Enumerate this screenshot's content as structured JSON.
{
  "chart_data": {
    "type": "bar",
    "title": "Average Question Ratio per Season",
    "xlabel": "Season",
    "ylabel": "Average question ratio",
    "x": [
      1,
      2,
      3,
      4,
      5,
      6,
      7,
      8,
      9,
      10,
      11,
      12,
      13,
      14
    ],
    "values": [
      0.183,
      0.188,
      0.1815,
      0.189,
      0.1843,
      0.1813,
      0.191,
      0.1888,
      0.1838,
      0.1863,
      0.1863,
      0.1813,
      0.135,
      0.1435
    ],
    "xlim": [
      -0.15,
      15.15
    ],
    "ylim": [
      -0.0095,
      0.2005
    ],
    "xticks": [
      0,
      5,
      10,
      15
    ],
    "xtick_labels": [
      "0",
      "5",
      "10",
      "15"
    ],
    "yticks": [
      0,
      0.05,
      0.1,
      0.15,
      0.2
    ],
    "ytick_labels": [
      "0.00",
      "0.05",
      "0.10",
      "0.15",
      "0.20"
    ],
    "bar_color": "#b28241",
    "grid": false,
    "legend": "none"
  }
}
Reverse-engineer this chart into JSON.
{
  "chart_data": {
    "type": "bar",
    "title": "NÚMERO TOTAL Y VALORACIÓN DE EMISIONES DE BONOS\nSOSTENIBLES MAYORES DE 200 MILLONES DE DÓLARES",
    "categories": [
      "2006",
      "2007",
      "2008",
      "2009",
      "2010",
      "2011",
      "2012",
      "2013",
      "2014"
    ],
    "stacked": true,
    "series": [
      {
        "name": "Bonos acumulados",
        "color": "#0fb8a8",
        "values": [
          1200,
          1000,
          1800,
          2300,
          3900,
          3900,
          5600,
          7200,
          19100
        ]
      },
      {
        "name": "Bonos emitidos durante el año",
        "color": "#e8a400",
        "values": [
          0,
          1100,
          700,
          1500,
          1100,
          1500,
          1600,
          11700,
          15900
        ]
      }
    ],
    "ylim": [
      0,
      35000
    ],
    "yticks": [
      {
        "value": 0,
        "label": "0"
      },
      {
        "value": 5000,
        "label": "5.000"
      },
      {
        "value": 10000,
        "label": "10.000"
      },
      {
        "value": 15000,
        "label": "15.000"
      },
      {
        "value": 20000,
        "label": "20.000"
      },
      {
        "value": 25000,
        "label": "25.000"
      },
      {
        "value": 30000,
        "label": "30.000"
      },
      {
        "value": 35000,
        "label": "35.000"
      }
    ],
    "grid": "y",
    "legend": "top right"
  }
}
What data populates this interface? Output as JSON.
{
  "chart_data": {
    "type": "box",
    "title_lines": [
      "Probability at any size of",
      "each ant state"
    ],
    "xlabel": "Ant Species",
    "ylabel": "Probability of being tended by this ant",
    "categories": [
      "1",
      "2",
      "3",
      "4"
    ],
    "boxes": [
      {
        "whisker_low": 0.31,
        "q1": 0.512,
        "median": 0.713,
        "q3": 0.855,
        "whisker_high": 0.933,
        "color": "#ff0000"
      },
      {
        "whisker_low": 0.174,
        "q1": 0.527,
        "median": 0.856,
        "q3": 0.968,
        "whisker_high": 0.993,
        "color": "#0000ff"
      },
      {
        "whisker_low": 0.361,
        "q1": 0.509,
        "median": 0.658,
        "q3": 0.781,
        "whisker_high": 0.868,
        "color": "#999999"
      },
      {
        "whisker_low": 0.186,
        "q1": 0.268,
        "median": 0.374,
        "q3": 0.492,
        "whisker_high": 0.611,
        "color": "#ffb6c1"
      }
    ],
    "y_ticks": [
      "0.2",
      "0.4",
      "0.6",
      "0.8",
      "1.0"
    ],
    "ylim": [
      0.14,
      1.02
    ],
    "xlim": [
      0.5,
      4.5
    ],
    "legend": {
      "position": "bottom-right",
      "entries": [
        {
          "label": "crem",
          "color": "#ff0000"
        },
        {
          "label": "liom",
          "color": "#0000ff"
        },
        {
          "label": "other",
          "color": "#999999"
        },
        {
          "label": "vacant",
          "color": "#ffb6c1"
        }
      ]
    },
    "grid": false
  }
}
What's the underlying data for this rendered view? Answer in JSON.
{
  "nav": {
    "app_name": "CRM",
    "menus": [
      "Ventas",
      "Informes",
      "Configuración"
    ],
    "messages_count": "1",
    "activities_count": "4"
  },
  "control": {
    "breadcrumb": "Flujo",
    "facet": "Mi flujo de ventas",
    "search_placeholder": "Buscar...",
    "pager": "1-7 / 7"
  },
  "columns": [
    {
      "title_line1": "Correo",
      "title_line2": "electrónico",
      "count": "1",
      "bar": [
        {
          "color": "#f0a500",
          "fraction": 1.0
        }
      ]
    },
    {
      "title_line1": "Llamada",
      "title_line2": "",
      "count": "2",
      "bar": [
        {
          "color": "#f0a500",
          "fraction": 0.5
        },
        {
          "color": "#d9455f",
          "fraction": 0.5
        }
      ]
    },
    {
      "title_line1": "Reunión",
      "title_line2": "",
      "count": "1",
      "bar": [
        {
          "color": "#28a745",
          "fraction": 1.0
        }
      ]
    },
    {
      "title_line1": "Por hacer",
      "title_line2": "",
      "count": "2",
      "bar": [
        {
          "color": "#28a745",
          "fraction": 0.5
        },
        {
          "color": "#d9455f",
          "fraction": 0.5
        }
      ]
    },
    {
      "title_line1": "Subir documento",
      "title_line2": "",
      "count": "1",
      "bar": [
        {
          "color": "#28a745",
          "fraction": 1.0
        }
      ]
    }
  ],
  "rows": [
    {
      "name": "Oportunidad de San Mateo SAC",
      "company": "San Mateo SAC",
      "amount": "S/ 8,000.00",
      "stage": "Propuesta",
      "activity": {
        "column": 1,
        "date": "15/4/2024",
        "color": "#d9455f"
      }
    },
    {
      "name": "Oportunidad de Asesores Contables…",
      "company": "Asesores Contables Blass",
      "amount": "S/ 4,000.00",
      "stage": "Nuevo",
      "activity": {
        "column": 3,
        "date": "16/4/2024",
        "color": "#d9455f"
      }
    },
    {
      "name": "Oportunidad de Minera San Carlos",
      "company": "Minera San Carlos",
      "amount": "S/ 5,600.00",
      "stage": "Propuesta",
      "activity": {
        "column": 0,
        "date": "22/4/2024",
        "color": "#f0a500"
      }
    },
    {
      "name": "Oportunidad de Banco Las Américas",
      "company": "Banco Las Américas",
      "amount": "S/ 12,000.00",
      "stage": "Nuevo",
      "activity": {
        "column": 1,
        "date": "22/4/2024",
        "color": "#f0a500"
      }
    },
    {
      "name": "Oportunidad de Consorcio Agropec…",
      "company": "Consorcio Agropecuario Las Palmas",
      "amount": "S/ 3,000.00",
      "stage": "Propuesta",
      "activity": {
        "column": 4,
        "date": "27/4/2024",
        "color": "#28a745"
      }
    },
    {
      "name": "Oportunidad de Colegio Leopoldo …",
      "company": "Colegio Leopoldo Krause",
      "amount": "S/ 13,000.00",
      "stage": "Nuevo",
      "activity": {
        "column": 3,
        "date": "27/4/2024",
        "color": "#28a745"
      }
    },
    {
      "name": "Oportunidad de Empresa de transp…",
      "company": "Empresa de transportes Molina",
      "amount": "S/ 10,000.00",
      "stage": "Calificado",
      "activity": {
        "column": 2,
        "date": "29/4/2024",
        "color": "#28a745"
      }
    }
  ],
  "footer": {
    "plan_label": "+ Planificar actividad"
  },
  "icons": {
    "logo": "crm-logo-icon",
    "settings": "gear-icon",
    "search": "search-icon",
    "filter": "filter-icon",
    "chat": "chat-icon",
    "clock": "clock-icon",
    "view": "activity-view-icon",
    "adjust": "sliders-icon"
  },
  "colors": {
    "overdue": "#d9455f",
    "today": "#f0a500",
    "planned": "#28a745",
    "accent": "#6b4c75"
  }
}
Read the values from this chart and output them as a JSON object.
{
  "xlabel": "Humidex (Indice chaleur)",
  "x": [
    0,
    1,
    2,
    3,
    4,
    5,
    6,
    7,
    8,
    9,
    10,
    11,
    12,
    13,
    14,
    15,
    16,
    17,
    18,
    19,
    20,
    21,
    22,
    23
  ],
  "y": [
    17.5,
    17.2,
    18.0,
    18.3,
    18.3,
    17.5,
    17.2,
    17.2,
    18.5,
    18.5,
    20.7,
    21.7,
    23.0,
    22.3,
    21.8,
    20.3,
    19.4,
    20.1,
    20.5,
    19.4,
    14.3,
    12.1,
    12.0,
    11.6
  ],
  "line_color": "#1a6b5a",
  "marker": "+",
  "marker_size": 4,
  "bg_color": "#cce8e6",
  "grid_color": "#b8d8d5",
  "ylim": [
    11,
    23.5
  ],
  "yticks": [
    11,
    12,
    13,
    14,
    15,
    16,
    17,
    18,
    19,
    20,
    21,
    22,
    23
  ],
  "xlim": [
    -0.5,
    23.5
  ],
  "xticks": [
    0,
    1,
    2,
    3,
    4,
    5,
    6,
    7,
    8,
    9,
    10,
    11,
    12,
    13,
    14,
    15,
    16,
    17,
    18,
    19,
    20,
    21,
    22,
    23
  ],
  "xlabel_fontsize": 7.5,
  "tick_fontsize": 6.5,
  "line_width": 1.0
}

[SET TASK] Report back each line of the entries that holds the string "date".

[FULL RESPONSE]
        "date": "15/4/2024",
        "date": "16/4/2024",
        "date": "22/4/2024",
        "date": "22/4/2024",
        "date": "27/4/2024",
        "date": "27/4/2024",
        "date": "29/4/2024",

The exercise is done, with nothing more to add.